*EXERCISE DETAILS*. What is the number of lines in these entries that include "eleifend"? Write that number and no other text.
>> begin INPUT ROWS
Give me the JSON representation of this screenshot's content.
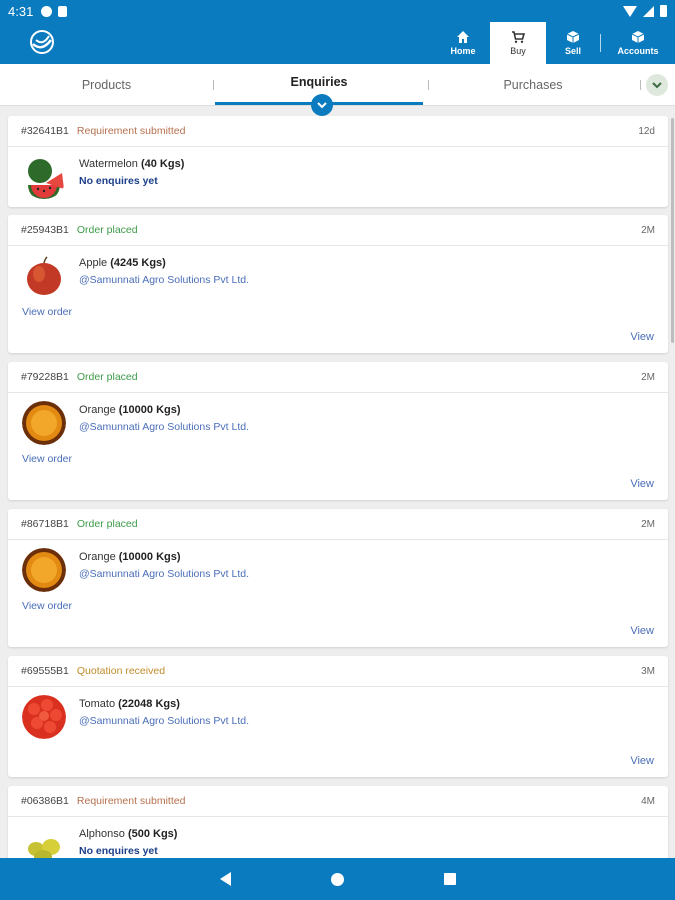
{
  "status_bar": {
    "time": "4:31"
  },
  "nav": {
    "items": [
      {
        "label": "Home",
        "icon": "home-icon"
      },
      {
        "label": "Buy",
        "icon": "cart-icon",
        "active": true
      },
      {
        "label": "Sell",
        "icon": "box-icon"
      },
      {
        "label": "Accounts",
        "icon": "box-icon"
      }
    ]
  },
  "tabs": [
    {
      "label": "Products"
    },
    {
      "label": "Enquiries",
      "active": true
    },
    {
      "label": "Purchases"
    }
  ],
  "colors": {
    "primary": "#0a7bbf",
    "placed": "#3e9b4a",
    "requirement": "#b5704e",
    "quotation": "#c18c2b",
    "link": "#4a6eb8"
  },
  "cards": [
    {
      "id": "#32641B1",
      "status": "Requirement submitted",
      "age": "12d",
      "product": "Watermelon",
      "qty": "(40 Kgs)",
      "sub": "No enquires yet",
      "fruit": "watermelon"
    },
    {
      "id": "#25943B1",
      "status": "Order placed",
      "age": "2M",
      "product": "Apple",
      "qty": "(4245 Kgs)",
      "sub": "@Samunnati Agro Solutions Pvt Ltd.",
      "view_order": "View order",
      "view": "View",
      "fruit": "apple"
    },
    {
      "id": "#79228B1",
      "status": "Order placed",
      "age": "2M",
      "product": "Orange",
      "qty": "(10000 Kgs)",
      "sub": "@Samunnati Agro Solutions Pvt Ltd.",
      "view_order": "View order",
      "view": "View",
      "fruit": "orange"
    },
    {
      "id": "#86718B1",
      "status": "Order placed",
      "age": "2M",
      "product": "Orange",
      "qty": "(10000 Kgs)",
      "sub": "@Samunnati Agro Solutions Pvt Ltd.",
      "view_order": "View order",
      "view": "View",
      "fruit": "orange"
    },
    {
      "id": "#69555B1",
      "status": "Quotation received",
      "age": "3M",
      "product": "Tomato",
      "qty": "(22048 Kgs)",
      "sub": "@Samunnati Agro Solutions Pvt Ltd.",
      "view": "View",
      "fruit": "tomato"
    },
    {
      "id": "#06386B1",
      "status": "Requirement submitted",
      "age": "4M",
      "product": "Alphonso",
      "qty": "(500 Kgs)",
      "sub": "No enquires yet",
      "fruit": "mango"
    }
  ]
}
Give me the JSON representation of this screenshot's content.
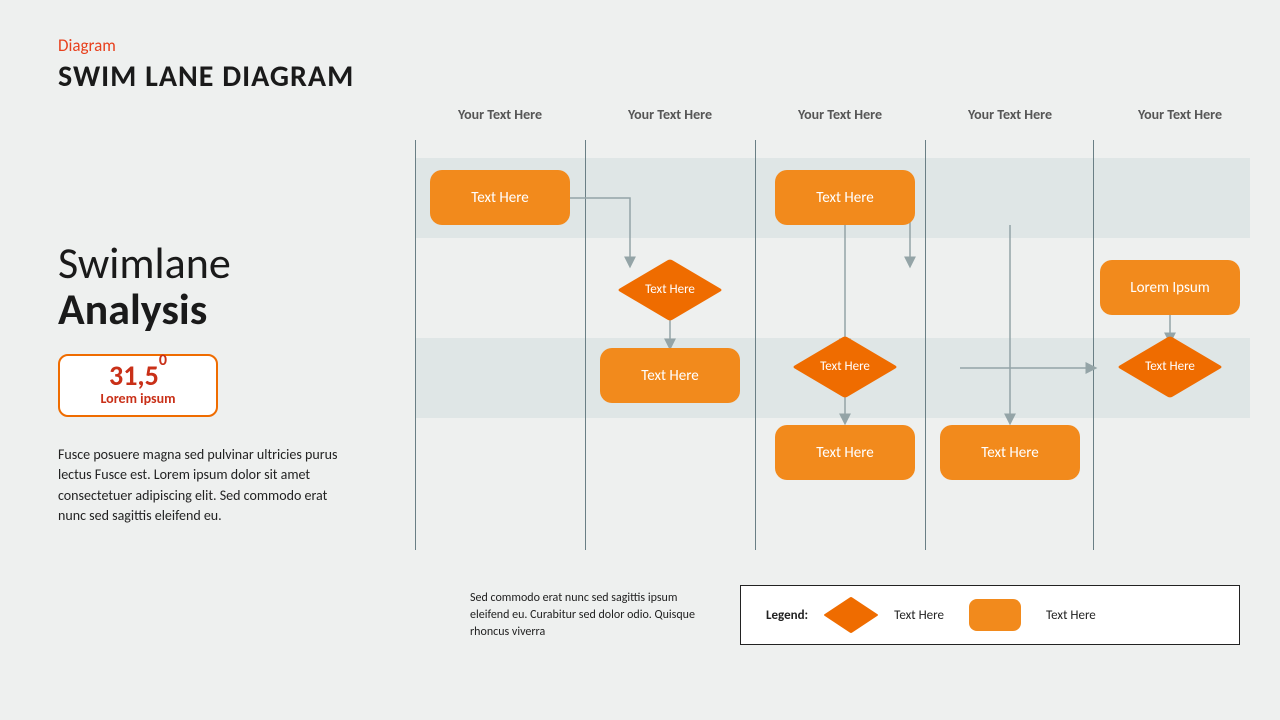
{
  "category": "Diagram",
  "title": "SWIM LANE DIAGRAM",
  "analysis": {
    "line1": "Swimlane",
    "line2": "Analysis"
  },
  "metric": {
    "value": "31,5",
    "sup": "0",
    "label": "Lorem ipsum"
  },
  "body": "Fusce posuere magna sed pulvinar ultricies purus lectus Fusce est. Lorem ipsum dolor sit amet consectetuer adipiscing elit. Sed commodo erat nunc sed sagittis eleifend eu.",
  "columns": [
    "Your Text Here",
    "Your Text Here",
    "Your Text Here",
    "Your Text Here",
    "Your Text Here"
  ],
  "nodes": {
    "r1": "Text Here",
    "r2": "Text Here",
    "r3": "Text Here",
    "r4": "Text Here",
    "r5": "Text Here",
    "r6": "Lorem Ipsum",
    "d1": "Text\nHere",
    "d2": "Text\nHere",
    "d3": "Text\nHere"
  },
  "footnote": "Sed commodo erat nunc sed sagittis ipsum eleifend eu. Curabitur sed dolor odio. Quisque rhoncus viverra",
  "legend": {
    "title": "Legend:",
    "a": "Text Here",
    "b": "Text Here"
  }
}
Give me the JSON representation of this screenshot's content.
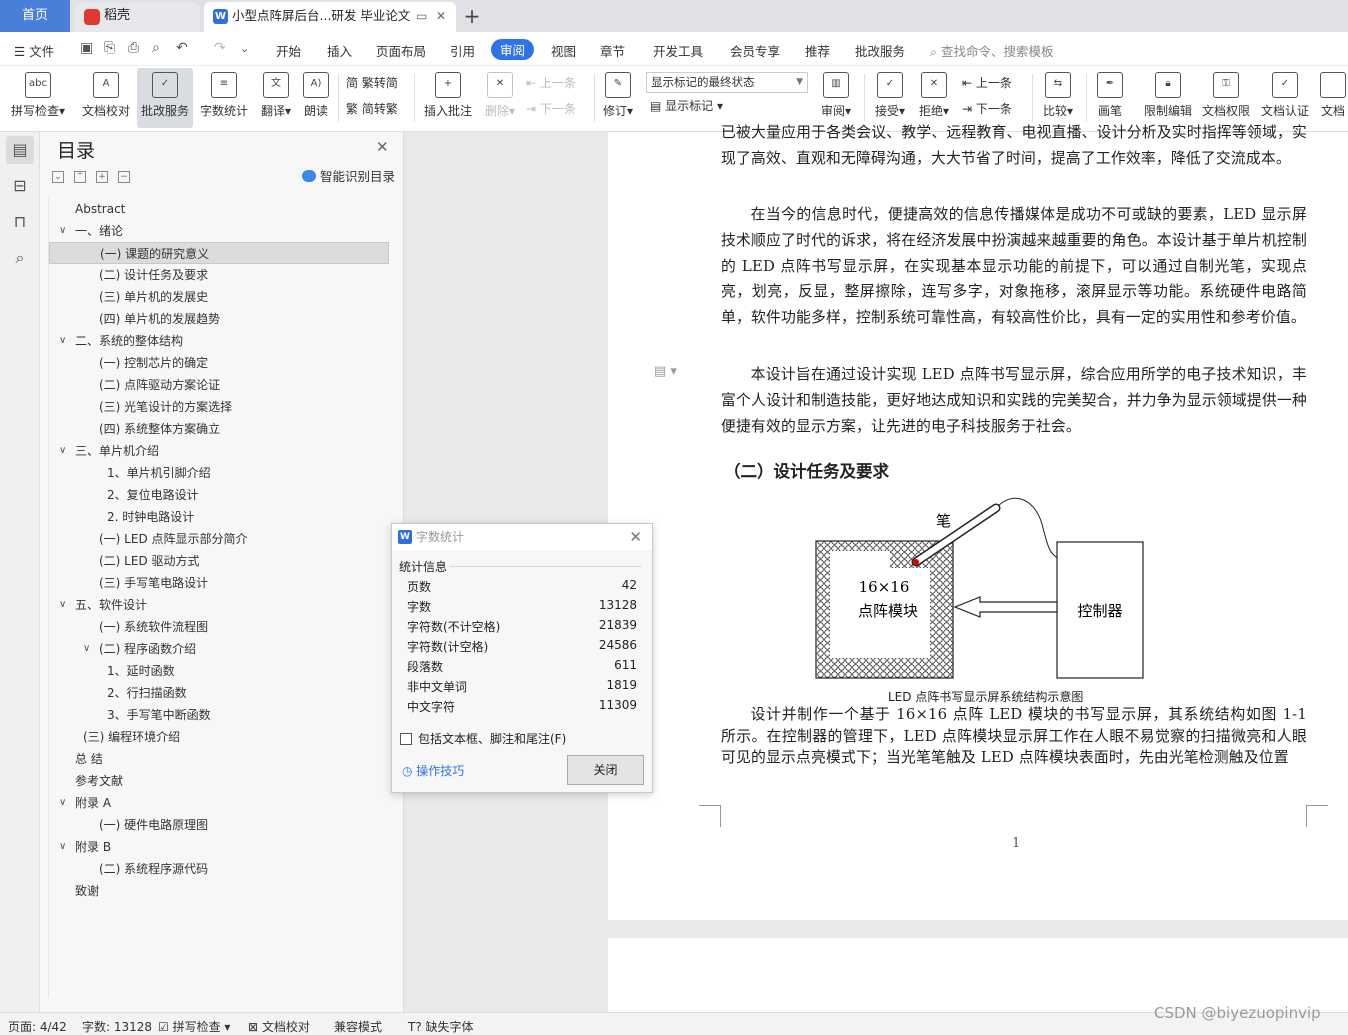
{
  "tabs": {
    "home": "首页",
    "daoke": "稻壳",
    "doc": "小型点阵屏后台...研发 毕业论文"
  },
  "menu": {
    "file": "文件",
    "items": [
      "开始",
      "插入",
      "页面布局",
      "引用",
      "审阅",
      "视图",
      "章节",
      "开发工具",
      "会员专享",
      "推荐",
      "批改服务"
    ],
    "active_index": 4,
    "search": "查找命令、搜索模板"
  },
  "ribbon": {
    "spell": "拼写检查",
    "doccheck": "文档校对",
    "correct": "批改服务",
    "wordcount": "字数统计",
    "translate": "翻译",
    "read": "朗读",
    "trad": "繁转简",
    "simp": "简转繁",
    "insert_comment": "插入批注",
    "delete": "删除",
    "prev1": "上一条",
    "next1": "下一条",
    "revise": "修订",
    "markup_state": "显示标记的最终状态",
    "show_markup": "显示标记",
    "review": "审阅",
    "accept": "接受",
    "reject": "拒绝",
    "prev2": "上一条",
    "next2": "下一条",
    "compare": "比较",
    "pen": "画笔",
    "restrict": "限制编辑",
    "perm": "文档权限",
    "auth": "文档认证",
    "more": "文档"
  },
  "toc": {
    "title": "目录",
    "smart": "智能识别目录",
    "items": [
      {
        "label": "Abstract",
        "level": 0,
        "chev": ""
      },
      {
        "label": "一、绪论",
        "level": 0,
        "chev": "v"
      },
      {
        "label": "(一) 课题的研究意义",
        "level": 1,
        "chev": "",
        "selected": true
      },
      {
        "label": "(二) 设计任务及要求",
        "level": 1,
        "chev": ""
      },
      {
        "label": "(三) 单片机的发展史",
        "level": 1,
        "chev": ""
      },
      {
        "label": "(四) 单片机的发展趋势",
        "level": 1,
        "chev": ""
      },
      {
        "label": "二、系统的整体结构",
        "level": 0,
        "chev": "v"
      },
      {
        "label": "(一) 控制芯片的确定",
        "level": 1,
        "chev": ""
      },
      {
        "label": "(二) 点阵驱动方案论证",
        "level": 1,
        "chev": ""
      },
      {
        "label": "(三) 光笔设计的方案选择",
        "level": 1,
        "chev": ""
      },
      {
        "label": "(四) 系统整体方案确立",
        "level": 1,
        "chev": ""
      },
      {
        "label": "三、单片机介绍",
        "level": 0,
        "chev": "v"
      },
      {
        "label": "1、单片机引脚介绍",
        "level": 2,
        "chev": ""
      },
      {
        "label": "2、复位电路设计",
        "level": 2,
        "chev": ""
      },
      {
        "label": "2. 时钟电路设计",
        "level": 2,
        "chev": ""
      },
      {
        "label": "(一)  LED 点阵显示部分简介",
        "level": 1,
        "chev": ""
      },
      {
        "label": "(二) LED 驱动方式",
        "level": 1,
        "chev": ""
      },
      {
        "label": "(三) 手写笔电路设计",
        "level": 1,
        "chev": ""
      },
      {
        "label": "五、软件设计",
        "level": 0,
        "chev": "v"
      },
      {
        "label": "(一) 系统软件流程图",
        "level": 1,
        "chev": ""
      },
      {
        "label": "(二) 程序函数介绍",
        "level": 1,
        "chev": "v"
      },
      {
        "label": "1、延时函数",
        "level": 2,
        "chev": ""
      },
      {
        "label": "2、行扫描函数",
        "level": 2,
        "chev": ""
      },
      {
        "label": "3、手写笔中断函数",
        "level": 2,
        "chev": ""
      },
      {
        "label": "(三) 编程环境介绍",
        "level": 3,
        "chev": ""
      },
      {
        "label": "总  结",
        "level": 0,
        "chev": ""
      },
      {
        "label": "参考文献",
        "level": 0,
        "chev": ""
      },
      {
        "label": "附录 A",
        "level": 0,
        "chev": "v"
      },
      {
        "label": "(一) 硬件电路原理图",
        "level": 1,
        "chev": ""
      },
      {
        "label": "附录 B",
        "level": 0,
        "chev": "v"
      },
      {
        "label": "(二) 系统程序源代码",
        "level": 1,
        "chev": ""
      },
      {
        "label": "致谢",
        "level": 0,
        "chev": ""
      }
    ]
  },
  "document": {
    "p0": "已被大量应用于各类会议、教学、远程教育、电视直播、设计分析及实时指挥等领域，实现了高效、直观和无障碍沟通，大大节省了时间，提高了工作效率，降低了交流成本。",
    "p1": "在当今的信息时代，便捷高效的信息传播媒体是成功不可或缺的要素，LED 显示屏技术顺应了时代的诉求，将在经济发展中扮演越来越重要的角色。本设计基于单片机控制的 LED 点阵书写显示屏，在实现基本显示功能的前提下，可以通过自制光笔，实现点亮，划亮，反显，整屏擦除，连写多字，对象拖移，滚屏显示等功能。系统硬件电路简单，软件功能多样，控制系统可靠性高，有较高性价比，具有一定的实用性和参考价值。",
    "p2": "本设计旨在通过设计实现 LED 点阵书写显示屏，综合应用所学的电子技术知识，丰富个人设计和制造技能，更好地达成知识和实践的完美契合，并力争为显示领域提供一种便捷有效的显示方案，让先进的电子科技服务于社会。",
    "heading": "（二）设计任务及要求",
    "fig_pen": "笔",
    "fig_module_1": "16×16",
    "fig_module_2": "点阵模块",
    "fig_controller": "控制器",
    "caption": "LED 点阵书写显示屏系统结构示意图",
    "p3": "设计并制作一个基于 16×16 点阵 LED 模块的书写显示屏，其系统结构如图 1-1 所示。在控制器的管理下，LED 点阵模块显示屏工作在人眼不易觉察的扫描微亮和人眼可见的显示点亮模式下；当光笔笔触及 LED 点阵模块表面时，先由光笔检测触及位置",
    "page_number": "1"
  },
  "dialog": {
    "title": "字数统计",
    "group": "统计信息",
    "rows": [
      {
        "k": "页数",
        "v": "42"
      },
      {
        "k": "字数",
        "v": "13128"
      },
      {
        "k": "字符数(不计空格)",
        "v": "21839"
      },
      {
        "k": "字符数(计空格)",
        "v": "24586"
      },
      {
        "k": "段落数",
        "v": "611"
      },
      {
        "k": "非中文单词",
        "v": "1819"
      },
      {
        "k": "中文字符",
        "v": "11309"
      }
    ],
    "include": "包括文本框、脚注和尾注(F)",
    "tips": "操作技巧",
    "close": "关闭"
  },
  "status": {
    "page": "页面: 4/42",
    "words": "字数: 13128",
    "spell": "拼写检查",
    "doccheck": "文档校对",
    "compat": "兼容模式",
    "missing_font": "缺失字体"
  },
  "watermark": "CSDN @biyezuopinvip"
}
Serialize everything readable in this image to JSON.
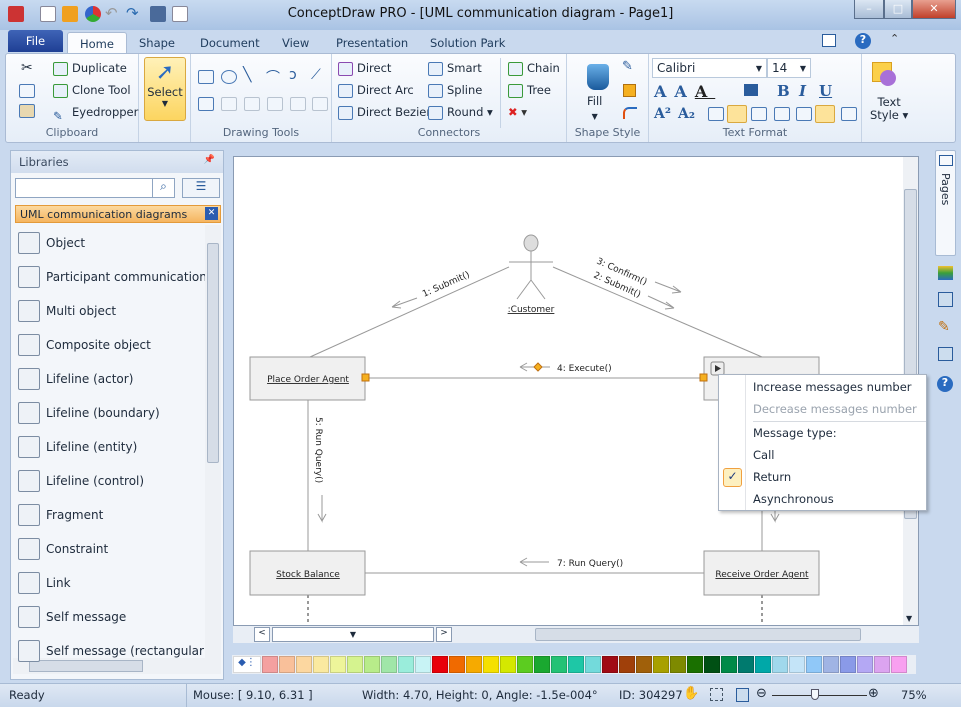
{
  "window": {
    "title": "ConceptDraw PRO - [UML communication diagram - Page1]"
  },
  "tabs": [
    "File",
    "Home",
    "Shape",
    "Document",
    "View",
    "Presentation",
    "Solution Park"
  ],
  "ribbon": {
    "clipboard": {
      "label": "Clipboard",
      "duplicate": "Duplicate",
      "clone": "Clone Tool",
      "eyedropper": "Eyedropper"
    },
    "select": {
      "label": "Select"
    },
    "drawing_tools": {
      "label": "Drawing Tools"
    },
    "connectors": {
      "label": "Connectors",
      "items": [
        "Direct",
        "Direct Arc",
        "Direct Bezier",
        "Smart",
        "Spline",
        "Round",
        "Chain",
        "Tree"
      ]
    },
    "shape_style": {
      "label": "Shape Style",
      "fill": "Fill"
    },
    "text_format": {
      "label": "Text Format",
      "font": "Calibri",
      "size": "14"
    },
    "text_style": {
      "label1": "Text",
      "label2": "Style"
    }
  },
  "libraries": {
    "title": "Libraries",
    "search_placeholder": "",
    "category": "UML communication diagrams",
    "items": [
      "Object",
      "Participant communication link",
      "Multi object",
      "Composite object",
      "Lifeline (actor)",
      "Lifeline (boundary)",
      "Lifeline (entity)",
      "Lifeline (control)",
      "Fragment",
      "Constraint",
      "Link",
      "Self message",
      "Self message (rectangular)"
    ]
  },
  "diagram": {
    "actor": ":Customer",
    "objects": {
      "place": "Place Order Agent",
      "stock": "Stock Balance",
      "receive": "Receive Order Agent"
    },
    "messages": {
      "m1": "1: Submit()",
      "m2": "2: Submit()",
      "m3": "3: Confirm()",
      "m4": "4: Execute()",
      "m5": "5: Run Query()",
      "m7": "7: Run Query()"
    }
  },
  "context_menu": {
    "increase": "Increase messages number",
    "decrease": "Decrease messages number",
    "type_header": "Message type:",
    "call": "Call",
    "return": "Return",
    "async": "Asynchronous",
    "checked": "Return"
  },
  "right_panel": {
    "pages": "Pages"
  },
  "palette": [
    "#f4a0a0",
    "#f9c09a",
    "#fcd7a0",
    "#fae9a0",
    "#eef59a",
    "#d5f38f",
    "#b8ec8a",
    "#a0e6a8",
    "#9aeddb",
    "#c8f3f5",
    "#e8000a",
    "#f06a00",
    "#f6aa00",
    "#f5e000",
    "#d4e800",
    "#5ccc20",
    "#1aa830",
    "#23c275",
    "#1ec7a6",
    "#73dadb",
    "#a00a14",
    "#a0400a",
    "#a0600a",
    "#a8a000",
    "#7e8a00",
    "#1a7000",
    "#005014",
    "#008a48",
    "#007a6e",
    "#00a8a8",
    "#a0d8ec",
    "#c4e4f8",
    "#90c8f8",
    "#a0b4e4",
    "#8a9ae8",
    "#b4a8f4",
    "#dca4f0",
    "#f8a0f0"
  ],
  "status": {
    "ready": "Ready",
    "mouse": "Mouse: [ 9.10, 6.31 ]",
    "dims": "Width: 4.70,  Height: 0,  Angle: -1.5e-004°",
    "id": "ID: 304297",
    "zoom": "75%",
    "zoom_fraction": 0.45
  }
}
>> end INPUT ROWS
*REPLY*. 2